Return the complete listing that follows, with each line reproduced exactly.

# START OF Stored data

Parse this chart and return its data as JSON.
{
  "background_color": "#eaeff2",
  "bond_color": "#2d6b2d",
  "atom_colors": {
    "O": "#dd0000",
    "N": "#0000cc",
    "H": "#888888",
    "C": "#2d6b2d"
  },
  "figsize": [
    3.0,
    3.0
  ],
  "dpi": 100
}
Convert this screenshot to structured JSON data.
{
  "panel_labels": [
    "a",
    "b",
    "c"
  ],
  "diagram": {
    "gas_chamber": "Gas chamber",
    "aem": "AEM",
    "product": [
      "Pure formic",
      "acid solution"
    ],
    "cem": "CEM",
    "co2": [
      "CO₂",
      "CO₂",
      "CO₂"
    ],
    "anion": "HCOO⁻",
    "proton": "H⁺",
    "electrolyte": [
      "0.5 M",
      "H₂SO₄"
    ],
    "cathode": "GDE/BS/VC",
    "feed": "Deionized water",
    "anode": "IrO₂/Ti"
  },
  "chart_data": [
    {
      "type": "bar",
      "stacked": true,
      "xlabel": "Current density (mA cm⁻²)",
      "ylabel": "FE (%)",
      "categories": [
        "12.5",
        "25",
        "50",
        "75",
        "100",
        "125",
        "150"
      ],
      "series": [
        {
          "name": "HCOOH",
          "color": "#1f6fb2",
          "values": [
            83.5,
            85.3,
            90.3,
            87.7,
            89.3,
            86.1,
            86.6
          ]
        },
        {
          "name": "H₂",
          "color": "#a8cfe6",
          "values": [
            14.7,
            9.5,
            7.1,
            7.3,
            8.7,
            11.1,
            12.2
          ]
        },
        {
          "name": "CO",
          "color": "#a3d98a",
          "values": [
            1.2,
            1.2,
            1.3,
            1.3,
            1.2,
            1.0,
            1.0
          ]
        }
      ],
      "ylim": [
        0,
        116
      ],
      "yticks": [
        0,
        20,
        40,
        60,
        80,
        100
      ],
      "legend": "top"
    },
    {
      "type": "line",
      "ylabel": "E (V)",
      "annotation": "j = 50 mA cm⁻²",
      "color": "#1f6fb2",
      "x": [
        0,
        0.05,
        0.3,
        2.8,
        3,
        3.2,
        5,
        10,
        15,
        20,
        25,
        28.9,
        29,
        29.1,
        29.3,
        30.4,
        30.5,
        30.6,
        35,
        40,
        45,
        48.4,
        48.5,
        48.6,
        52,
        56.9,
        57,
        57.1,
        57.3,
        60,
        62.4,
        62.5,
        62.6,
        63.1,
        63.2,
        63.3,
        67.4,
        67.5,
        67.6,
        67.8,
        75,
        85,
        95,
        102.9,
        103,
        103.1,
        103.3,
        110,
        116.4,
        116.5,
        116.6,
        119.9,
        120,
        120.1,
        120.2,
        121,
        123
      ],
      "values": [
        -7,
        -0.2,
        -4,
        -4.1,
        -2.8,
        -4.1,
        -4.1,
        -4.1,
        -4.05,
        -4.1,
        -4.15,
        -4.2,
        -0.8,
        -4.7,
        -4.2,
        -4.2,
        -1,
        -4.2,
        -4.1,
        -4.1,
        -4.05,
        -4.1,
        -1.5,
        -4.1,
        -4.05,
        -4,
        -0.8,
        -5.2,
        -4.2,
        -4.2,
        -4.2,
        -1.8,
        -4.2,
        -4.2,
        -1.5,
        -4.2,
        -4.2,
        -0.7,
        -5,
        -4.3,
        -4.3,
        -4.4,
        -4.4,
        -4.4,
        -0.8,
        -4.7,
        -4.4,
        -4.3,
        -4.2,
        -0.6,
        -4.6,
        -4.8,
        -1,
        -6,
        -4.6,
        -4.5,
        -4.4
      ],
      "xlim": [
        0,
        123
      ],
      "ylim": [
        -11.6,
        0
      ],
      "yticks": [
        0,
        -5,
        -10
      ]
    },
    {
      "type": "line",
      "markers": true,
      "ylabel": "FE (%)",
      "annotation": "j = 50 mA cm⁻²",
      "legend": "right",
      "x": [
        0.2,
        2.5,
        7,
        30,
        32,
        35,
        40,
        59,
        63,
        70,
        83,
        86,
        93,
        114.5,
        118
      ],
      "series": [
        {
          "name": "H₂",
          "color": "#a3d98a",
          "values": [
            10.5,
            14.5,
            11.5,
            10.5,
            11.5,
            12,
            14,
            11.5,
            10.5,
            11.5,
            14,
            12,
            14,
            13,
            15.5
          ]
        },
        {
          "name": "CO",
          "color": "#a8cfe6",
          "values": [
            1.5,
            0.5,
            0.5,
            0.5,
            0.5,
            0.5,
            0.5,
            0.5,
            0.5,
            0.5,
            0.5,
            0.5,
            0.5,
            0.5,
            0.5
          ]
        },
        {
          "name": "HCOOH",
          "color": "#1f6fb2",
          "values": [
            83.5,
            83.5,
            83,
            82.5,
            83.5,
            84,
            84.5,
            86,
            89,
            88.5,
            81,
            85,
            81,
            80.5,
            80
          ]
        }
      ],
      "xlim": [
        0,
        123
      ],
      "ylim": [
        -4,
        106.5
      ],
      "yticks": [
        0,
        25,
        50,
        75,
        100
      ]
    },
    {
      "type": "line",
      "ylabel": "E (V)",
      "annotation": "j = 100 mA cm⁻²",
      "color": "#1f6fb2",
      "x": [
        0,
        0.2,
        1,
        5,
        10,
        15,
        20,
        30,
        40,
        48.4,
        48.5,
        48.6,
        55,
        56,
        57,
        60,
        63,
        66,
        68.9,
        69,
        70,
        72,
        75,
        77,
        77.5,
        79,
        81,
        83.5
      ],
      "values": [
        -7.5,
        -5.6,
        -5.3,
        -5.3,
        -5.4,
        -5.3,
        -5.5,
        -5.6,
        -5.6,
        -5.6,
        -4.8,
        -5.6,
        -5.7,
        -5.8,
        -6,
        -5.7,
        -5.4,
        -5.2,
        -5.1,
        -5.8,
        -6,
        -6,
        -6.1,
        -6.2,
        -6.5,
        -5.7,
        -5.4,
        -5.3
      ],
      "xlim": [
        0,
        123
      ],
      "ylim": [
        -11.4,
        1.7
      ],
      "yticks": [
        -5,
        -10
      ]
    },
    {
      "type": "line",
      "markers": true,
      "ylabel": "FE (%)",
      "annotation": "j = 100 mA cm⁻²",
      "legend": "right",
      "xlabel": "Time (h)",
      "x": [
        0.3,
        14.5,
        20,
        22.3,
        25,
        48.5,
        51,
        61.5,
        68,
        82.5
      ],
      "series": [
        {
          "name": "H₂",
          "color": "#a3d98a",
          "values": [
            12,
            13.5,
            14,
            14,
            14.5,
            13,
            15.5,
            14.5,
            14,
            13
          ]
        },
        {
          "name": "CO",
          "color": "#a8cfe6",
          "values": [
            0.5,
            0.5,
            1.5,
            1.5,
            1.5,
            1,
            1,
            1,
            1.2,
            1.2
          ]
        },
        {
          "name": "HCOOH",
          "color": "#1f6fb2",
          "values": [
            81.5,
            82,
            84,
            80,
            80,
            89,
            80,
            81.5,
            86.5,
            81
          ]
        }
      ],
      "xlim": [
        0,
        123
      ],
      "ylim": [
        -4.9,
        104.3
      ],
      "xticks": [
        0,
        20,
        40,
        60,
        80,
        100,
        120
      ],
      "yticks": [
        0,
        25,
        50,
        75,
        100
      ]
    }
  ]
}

# END OF Stored data

The solution.
Parse this chart and return its data as JSON.
{
  "background_color": "#eaeff2",
  "bond_color": "#2d6b2d",
  "atom_colors": {
    "O": "#dd0000",
    "N": "#0000cc",
    "H": "#888888",
    "C": "#2d6b2d"
  },
  "figsize": [
    3.0,
    3.0
  ],
  "dpi": 100
}
Convert this screenshot to structured JSON data.
{
  "panel_labels": [
    "a",
    "b",
    "c"
  ],
  "diagram": {
    "gas_chamber": "Gas chamber",
    "aem": "AEM",
    "product": [
      "Pure formic",
      "acid solution"
    ],
    "cem": "CEM",
    "co2": [
      "CO₂",
      "CO₂",
      "CO₂"
    ],
    "anion": "HCOO⁻",
    "proton": "H⁺",
    "electrolyte": [
      "0.5 M",
      "H₂SO₄"
    ],
    "cathode": "GDE/BS/VC",
    "feed": "Deionized water",
    "anode": "IrO₂/Ti"
  },
  "chart_data": [
    {
      "type": "bar",
      "stacked": true,
      "xlabel": "Current density (mA cm⁻²)",
      "ylabel": "FE (%)",
      "categories": [
        "12.5",
        "25",
        "50",
        "75",
        "100",
        "125",
        "150"
      ],
      "series": [
        {
          "name": "HCOOH",
          "color": "#1f6fb2",
          "values": [
            83.5,
            85.3,
            90.3,
            87.7,
            89.3,
            86.1,
            86.6
          ]
        },
        {
          "name": "H₂",
          "color": "#a8cfe6",
          "values": [
            14.7,
            9.5,
            7.1,
            7.3,
            8.7,
            11.1,
            12.2
          ]
        },
        {
          "name": "CO",
          "color": "#a3d98a",
          "values": [
            1.2,
            1.2,
            1.3,
            1.3,
            1.2,
            1.0,
            1.0
          ]
        }
      ],
      "ylim": [
        0,
        116
      ],
      "yticks": [
        0,
        20,
        40,
        60,
        80,
        100
      ],
      "legend": "top"
    },
    {
      "type": "line",
      "ylabel": "E (V)",
      "annotation": "j = 50 mA cm⁻²",
      "color": "#1f6fb2",
      "x": [
        0,
        0.05,
        0.3,
        2.8,
        3,
        3.2,
        5,
        10,
        15,
        20,
        25,
        28.9,
        29,
        29.1,
        29.3,
        30.4,
        30.5,
        30.6,
        35,
        40,
        45,
        48.4,
        48.5,
        48.6,
        52,
        56.9,
        57,
        57.1,
        57.3,
        60,
        62.4,
        62.5,
        62.6,
        63.1,
        63.2,
        63.3,
        67.4,
        67.5,
        67.6,
        67.8,
        75,
        85,
        95,
        102.9,
        103,
        103.1,
        103.3,
        110,
        116.4,
        116.5,
        116.6,
        119.9,
        120,
        120.1,
        120.2,
        121,
        123
      ],
      "values": [
        -7,
        -0.2,
        -4,
        -4.1,
        -2.8,
        -4.1,
        -4.1,
        -4.1,
        -4.05,
        -4.1,
        -4.15,
        -4.2,
        -0.8,
        -4.7,
        -4.2,
        -4.2,
        -1,
        -4.2,
        -4.1,
        -4.1,
        -4.05,
        -4.1,
        -1.5,
        -4.1,
        -4.05,
        -4,
        -0.8,
        -5.2,
        -4.2,
        -4.2,
        -4.2,
        -1.8,
        -4.2,
        -4.2,
        -1.5,
        -4.2,
        -4.2,
        -0.7,
        -5,
        -4.3,
        -4.3,
        -4.4,
        -4.4,
        -4.4,
        -0.8,
        -4.7,
        -4.4,
        -4.3,
        -4.2,
        -0.6,
        -4.6,
        -4.8,
        -1,
        -6,
        -4.6,
        -4.5,
        -4.4
      ],
      "xlim": [
        0,
        123
      ],
      "ylim": [
        -11.6,
        0
      ],
      "yticks": [
        0,
        -5,
        -10
      ]
    },
    {
      "type": "line",
      "markers": true,
      "ylabel": "FE (%)",
      "annotation": "j = 50 mA cm⁻²",
      "legend": "right",
      "x": [
        0.2,
        2.5,
        7,
        30,
        32,
        35,
        40,
        59,
        63,
        70,
        83,
        86,
        93,
        114.5,
        118
      ],
      "series": [
        {
          "name": "H₂",
          "color": "#a3d98a",
          "values": [
            10.5,
            14.5,
            11.5,
            10.5,
            11.5,
            12,
            14,
            11.5,
            10.5,
            11.5,
            14,
            12,
            14,
            13,
            15.5
          ]
        },
        {
          "name": "CO",
          "color": "#a8cfe6",
          "values": [
            1.5,
            0.5,
            0.5,
            0.5,
            0.5,
            0.5,
            0.5,
            0.5,
            0.5,
            0.5,
            0.5,
            0.5,
            0.5,
            0.5,
            0.5
          ]
        },
        {
          "name": "HCOOH",
          "color": "#1f6fb2",
          "values": [
            83.5,
            83.5,
            83,
            82.5,
            83.5,
            84,
            84.5,
            86,
            89,
            88.5,
            81,
            85,
            81,
            80.5,
            80
          ]
        }
      ],
      "xlim": [
        0,
        123
      ],
      "ylim": [
        -4,
        106.5
      ],
      "yticks": [
        0,
        25,
        50,
        75,
        100
      ]
    },
    {
      "type": "line",
      "ylabel": "E (V)",
      "annotation": "j = 100 mA cm⁻²",
      "color": "#1f6fb2",
      "x": [
        0,
        0.2,
        1,
        5,
        10,
        15,
        20,
        30,
        40,
        48.4,
        48.5,
        48.6,
        55,
        56,
        57,
        60,
        63,
        66,
        68.9,
        69,
        70,
        72,
        75,
        77,
        77.5,
        79,
        81,
        83.5
      ],
      "values": [
        -7.5,
        -5.6,
        -5.3,
        -5.3,
        -5.4,
        -5.3,
        -5.5,
        -5.6,
        -5.6,
        -5.6,
        -4.8,
        -5.6,
        -5.7,
        -5.8,
        -6,
        -5.7,
        -5.4,
        -5.2,
        -5.1,
        -5.8,
        -6,
        -6,
        -6.1,
        -6.2,
        -6.5,
        -5.7,
        -5.4,
        -5.3
      ],
      "xlim": [
        0,
        123
      ],
      "ylim": [
        -11.4,
        1.7
      ],
      "yticks": [
        -5,
        -10
      ]
    },
    {
      "type": "line",
      "markers": true,
      "ylabel": "FE (%)",
      "annotation": "j = 100 mA cm⁻²",
      "legend": "right",
      "xlabel": "Time (h)",
      "x": [
        0.3,
        14.5,
        20,
        22.3,
        25,
        48.5,
        51,
        61.5,
        68,
        82.5
      ],
      "series": [
        {
          "name": "H₂",
          "color": "#a3d98a",
          "values": [
            12,
            13.5,
            14,
            14,
            14.5,
            13,
            15.5,
            14.5,
            14,
            13
          ]
        },
        {
          "name": "CO",
          "color": "#a8cfe6",
          "values": [
            0.5,
            0.5,
            1.5,
            1.5,
            1.5,
            1,
            1,
            1,
            1.2,
            1.2
          ]
        },
        {
          "name": "HCOOH",
          "color": "#1f6fb2",
          "values": [
            81.5,
            82,
            84,
            80,
            80,
            89,
            80,
            81.5,
            86.5,
            81
          ]
        }
      ],
      "xlim": [
        0,
        123
      ],
      "ylim": [
        -4.9,
        104.3
      ],
      "xticks": [
        0,
        20,
        40,
        60,
        80,
        100,
        120
      ],
      "yticks": [
        0,
        25,
        50,
        75,
        100
      ]
    }
  ]
}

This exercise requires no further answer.